What is being asked — Copy each line of the entries that contains the word "Заключен".

Data excerpts —
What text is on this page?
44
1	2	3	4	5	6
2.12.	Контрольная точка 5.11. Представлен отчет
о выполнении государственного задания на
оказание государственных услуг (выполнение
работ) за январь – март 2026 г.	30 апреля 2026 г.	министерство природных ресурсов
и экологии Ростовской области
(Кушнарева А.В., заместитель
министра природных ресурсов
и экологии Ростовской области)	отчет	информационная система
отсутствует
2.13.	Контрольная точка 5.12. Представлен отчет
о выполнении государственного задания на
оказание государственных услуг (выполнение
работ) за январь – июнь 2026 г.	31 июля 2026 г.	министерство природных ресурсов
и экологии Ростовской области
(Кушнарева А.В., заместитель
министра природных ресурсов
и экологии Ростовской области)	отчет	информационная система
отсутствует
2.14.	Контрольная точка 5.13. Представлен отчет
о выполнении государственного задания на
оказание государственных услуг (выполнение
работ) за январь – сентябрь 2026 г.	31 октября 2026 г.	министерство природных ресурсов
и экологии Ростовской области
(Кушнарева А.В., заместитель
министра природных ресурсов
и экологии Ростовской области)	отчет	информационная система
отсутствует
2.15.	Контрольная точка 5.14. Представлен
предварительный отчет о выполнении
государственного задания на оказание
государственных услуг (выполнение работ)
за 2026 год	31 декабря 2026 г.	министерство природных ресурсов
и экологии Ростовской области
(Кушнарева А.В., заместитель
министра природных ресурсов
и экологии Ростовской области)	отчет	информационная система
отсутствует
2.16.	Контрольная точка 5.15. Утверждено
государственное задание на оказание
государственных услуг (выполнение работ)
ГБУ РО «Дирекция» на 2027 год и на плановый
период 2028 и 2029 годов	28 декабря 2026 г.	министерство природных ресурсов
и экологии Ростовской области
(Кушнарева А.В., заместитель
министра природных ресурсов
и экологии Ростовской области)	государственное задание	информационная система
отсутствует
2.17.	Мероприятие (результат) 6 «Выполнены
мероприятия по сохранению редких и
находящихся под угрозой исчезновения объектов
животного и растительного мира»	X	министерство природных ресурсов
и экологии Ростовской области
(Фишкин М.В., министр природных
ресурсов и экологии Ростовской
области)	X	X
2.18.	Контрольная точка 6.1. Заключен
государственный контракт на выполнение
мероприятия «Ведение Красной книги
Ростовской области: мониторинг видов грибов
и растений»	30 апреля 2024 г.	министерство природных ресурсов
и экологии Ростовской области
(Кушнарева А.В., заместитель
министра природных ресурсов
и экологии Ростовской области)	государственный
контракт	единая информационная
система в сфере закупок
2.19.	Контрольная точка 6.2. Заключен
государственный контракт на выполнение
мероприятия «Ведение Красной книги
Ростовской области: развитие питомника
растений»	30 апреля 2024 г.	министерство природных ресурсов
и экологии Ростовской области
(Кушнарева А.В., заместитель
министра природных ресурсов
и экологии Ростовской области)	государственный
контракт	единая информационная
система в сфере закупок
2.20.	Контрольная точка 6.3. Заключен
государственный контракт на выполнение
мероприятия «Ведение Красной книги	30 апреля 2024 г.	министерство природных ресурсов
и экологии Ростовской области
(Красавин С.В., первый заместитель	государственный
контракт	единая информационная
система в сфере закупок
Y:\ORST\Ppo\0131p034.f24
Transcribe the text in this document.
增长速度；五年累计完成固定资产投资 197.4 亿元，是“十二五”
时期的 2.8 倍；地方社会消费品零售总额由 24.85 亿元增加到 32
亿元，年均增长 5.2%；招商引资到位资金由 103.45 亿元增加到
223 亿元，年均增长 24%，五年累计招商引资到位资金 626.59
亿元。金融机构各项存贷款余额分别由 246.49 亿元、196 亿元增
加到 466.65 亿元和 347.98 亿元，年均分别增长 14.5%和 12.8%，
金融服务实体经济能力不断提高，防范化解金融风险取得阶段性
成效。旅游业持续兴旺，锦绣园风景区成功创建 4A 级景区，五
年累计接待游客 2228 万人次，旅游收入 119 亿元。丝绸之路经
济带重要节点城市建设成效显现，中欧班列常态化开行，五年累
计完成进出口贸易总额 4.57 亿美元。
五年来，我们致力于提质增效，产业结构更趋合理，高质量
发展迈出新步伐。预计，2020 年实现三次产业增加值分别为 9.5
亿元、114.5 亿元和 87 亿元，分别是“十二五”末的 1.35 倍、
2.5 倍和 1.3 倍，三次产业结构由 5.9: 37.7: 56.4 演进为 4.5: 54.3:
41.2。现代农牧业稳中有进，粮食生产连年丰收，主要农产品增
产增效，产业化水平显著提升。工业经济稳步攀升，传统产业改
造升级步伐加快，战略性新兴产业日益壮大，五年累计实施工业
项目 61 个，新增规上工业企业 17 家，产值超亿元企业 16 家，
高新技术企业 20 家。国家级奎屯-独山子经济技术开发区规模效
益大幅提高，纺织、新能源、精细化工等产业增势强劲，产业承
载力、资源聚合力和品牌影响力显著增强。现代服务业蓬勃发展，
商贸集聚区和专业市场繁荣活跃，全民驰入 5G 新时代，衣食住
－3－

Result —
2.18.	Контрольная точка 6.1. Заключен
2.19.	Контрольная точка 6.2. Заключен
2.20.	Контрольная точка 6.3. Заключен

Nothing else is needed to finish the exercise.